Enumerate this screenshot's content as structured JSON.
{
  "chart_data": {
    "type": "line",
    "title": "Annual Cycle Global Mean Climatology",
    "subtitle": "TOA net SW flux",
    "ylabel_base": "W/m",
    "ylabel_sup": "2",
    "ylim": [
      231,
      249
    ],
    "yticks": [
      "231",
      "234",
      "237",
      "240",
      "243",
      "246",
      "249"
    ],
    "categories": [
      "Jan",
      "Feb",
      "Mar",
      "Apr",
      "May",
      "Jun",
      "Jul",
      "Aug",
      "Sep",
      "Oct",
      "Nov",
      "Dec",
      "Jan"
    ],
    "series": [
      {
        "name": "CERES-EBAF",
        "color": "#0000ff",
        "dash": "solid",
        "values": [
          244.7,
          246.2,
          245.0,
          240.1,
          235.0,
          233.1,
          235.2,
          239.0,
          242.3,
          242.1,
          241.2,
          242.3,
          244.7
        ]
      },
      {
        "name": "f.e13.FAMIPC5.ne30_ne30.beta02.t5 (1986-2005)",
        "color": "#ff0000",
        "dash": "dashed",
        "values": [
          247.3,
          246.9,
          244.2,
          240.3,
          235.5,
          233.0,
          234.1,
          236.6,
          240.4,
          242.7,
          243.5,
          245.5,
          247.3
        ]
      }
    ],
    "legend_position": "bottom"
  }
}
++++++++
* TASK DESCRIPTION
Every record should be given again exactly.

* SOLUTION FOR THIS EXERCISE
Enumerate this screenshot's content as structured JSON.
{
  "chart_data": {
    "type": "line",
    "title": "Annual Cycle Global Mean Climatology",
    "subtitle": "TOA net SW flux",
    "ylabel_base": "W/m",
    "ylabel_sup": "2",
    "ylim": [
      231,
      249
    ],
    "yticks": [
      "231",
      "234",
      "237",
      "240",
      "243",
      "246",
      "249"
    ],
    "categories": [
      "Jan",
      "Feb",
      "Mar",
      "Apr",
      "May",
      "Jun",
      "Jul",
      "Aug",
      "Sep",
      "Oct",
      "Nov",
      "Dec",
      "Jan"
    ],
    "series": [
      {
        "name": "CERES-EBAF",
        "color": "#0000ff",
        "dash": "solid",
        "values": [
          244.7,
          246.2,
          245.0,
          240.1,
          235.0,
          233.1,
          235.2,
          239.0,
          242.3,
          242.1,
          241.2,
          242.3,
          244.7
        ]
      },
      {
        "name": "f.e13.FAMIPC5.ne30_ne30.beta02.t5 (1986-2005)",
        "color": "#ff0000",
        "dash": "dashed",
        "values": [
          247.3,
          246.9,
          244.2,
          240.3,
          235.5,
          233.0,
          234.1,
          236.6,
          240.4,
          242.7,
          243.5,
          245.5,
          247.3
        ]
      }
    ],
    "legend_position": "bottom"
  }
}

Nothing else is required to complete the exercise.